### [Stated goal]
Write down every entry below once more, exactly.

○ ○ ○

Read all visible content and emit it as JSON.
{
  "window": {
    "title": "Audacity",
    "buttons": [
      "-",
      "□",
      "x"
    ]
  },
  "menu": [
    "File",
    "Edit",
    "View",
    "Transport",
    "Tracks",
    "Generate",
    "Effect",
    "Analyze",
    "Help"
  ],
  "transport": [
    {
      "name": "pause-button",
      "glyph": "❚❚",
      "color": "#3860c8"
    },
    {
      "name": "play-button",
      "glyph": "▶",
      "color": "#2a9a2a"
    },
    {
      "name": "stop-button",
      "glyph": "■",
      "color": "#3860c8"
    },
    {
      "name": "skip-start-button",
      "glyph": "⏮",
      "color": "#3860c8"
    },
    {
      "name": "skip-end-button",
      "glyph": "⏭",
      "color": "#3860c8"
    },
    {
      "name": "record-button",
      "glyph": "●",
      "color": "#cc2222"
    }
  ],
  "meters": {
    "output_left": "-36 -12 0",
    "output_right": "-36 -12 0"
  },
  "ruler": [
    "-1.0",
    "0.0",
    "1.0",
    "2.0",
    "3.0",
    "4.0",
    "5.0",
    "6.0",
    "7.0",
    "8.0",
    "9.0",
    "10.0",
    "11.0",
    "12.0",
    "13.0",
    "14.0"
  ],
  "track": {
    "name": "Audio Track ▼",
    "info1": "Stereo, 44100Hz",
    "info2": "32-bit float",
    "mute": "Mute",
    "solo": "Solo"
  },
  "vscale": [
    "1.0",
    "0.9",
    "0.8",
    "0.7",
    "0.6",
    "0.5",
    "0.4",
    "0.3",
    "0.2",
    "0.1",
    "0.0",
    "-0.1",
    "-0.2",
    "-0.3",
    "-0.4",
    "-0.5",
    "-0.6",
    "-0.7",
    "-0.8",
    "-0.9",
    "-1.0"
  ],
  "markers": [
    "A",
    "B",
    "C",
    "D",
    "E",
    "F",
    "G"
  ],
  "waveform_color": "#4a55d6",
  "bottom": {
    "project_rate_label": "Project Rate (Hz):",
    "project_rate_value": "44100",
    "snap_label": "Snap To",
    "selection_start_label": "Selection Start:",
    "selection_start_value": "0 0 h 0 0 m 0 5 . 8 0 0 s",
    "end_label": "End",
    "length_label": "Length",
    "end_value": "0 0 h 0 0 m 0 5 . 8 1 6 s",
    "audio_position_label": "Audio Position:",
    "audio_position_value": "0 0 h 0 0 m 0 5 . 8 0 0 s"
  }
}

○ ○ ○

### [Answer to this task]
Read all visible content and emit it as JSON.
{
  "window": {
    "title": "Audacity",
    "buttons": [
      "-",
      "□",
      "x"
    ]
  },
  "menu": [
    "File",
    "Edit",
    "View",
    "Transport",
    "Tracks",
    "Generate",
    "Effect",
    "Analyze",
    "Help"
  ],
  "transport": [
    {
      "name": "pause-button",
      "glyph": "❚❚",
      "color": "#3860c8"
    },
    {
      "name": "play-button",
      "glyph": "▶",
      "color": "#2a9a2a"
    },
    {
      "name": "stop-button",
      "glyph": "■",
      "color": "#3860c8"
    },
    {
      "name": "skip-start-button",
      "glyph": "⏮",
      "color": "#3860c8"
    },
    {
      "name": "skip-end-button",
      "glyph": "⏭",
      "color": "#3860c8"
    },
    {
      "name": "record-button",
      "glyph": "●",
      "color": "#cc2222"
    }
  ],
  "meters": {
    "output_left": "-36 -12 0",
    "output_right": "-36 -12 0"
  },
  "ruler": [
    "-1.0",
    "0.0",
    "1.0",
    "2.0",
    "3.0",
    "4.0",
    "5.0",
    "6.0",
    "7.0",
    "8.0",
    "9.0",
    "10.0",
    "11.0",
    "12.0",
    "13.0",
    "14.0"
  ],
  "track": {
    "name": "Audio Track ▼",
    "info1": "Stereo, 44100Hz",
    "info2": "32-bit float",
    "mute": "Mute",
    "solo": "Solo"
  },
  "vscale": [
    "1.0",
    "0.9",
    "0.8",
    "0.7",
    "0.6",
    "0.5",
    "0.4",
    "0.3",
    "0.2",
    "0.1",
    "0.0",
    "-0.1",
    "-0.2",
    "-0.3",
    "-0.4",
    "-0.5",
    "-0.6",
    "-0.7",
    "-0.8",
    "-0.9",
    "-1.0"
  ],
  "markers": [
    "A",
    "B",
    "C",
    "D",
    "E",
    "F",
    "G"
  ],
  "waveform_color": "#4a55d6",
  "bottom": {
    "project_rate_label": "Project Rate (Hz):",
    "project_rate_value": "44100",
    "snap_label": "Snap To",
    "selection_start_label": "Selection Start:",
    "selection_start_value": "0 0 h 0 0 m 0 5 . 8 0 0 s",
    "end_label": "End",
    "length_label": "Length",
    "end_value": "0 0 h 0 0 m 0 5 . 8 1 6 s",
    "audio_position_label": "Audio Position:",
    "audio_position_value": "0 0 h 0 0 m 0 5 . 8 0 0 s"
  }
}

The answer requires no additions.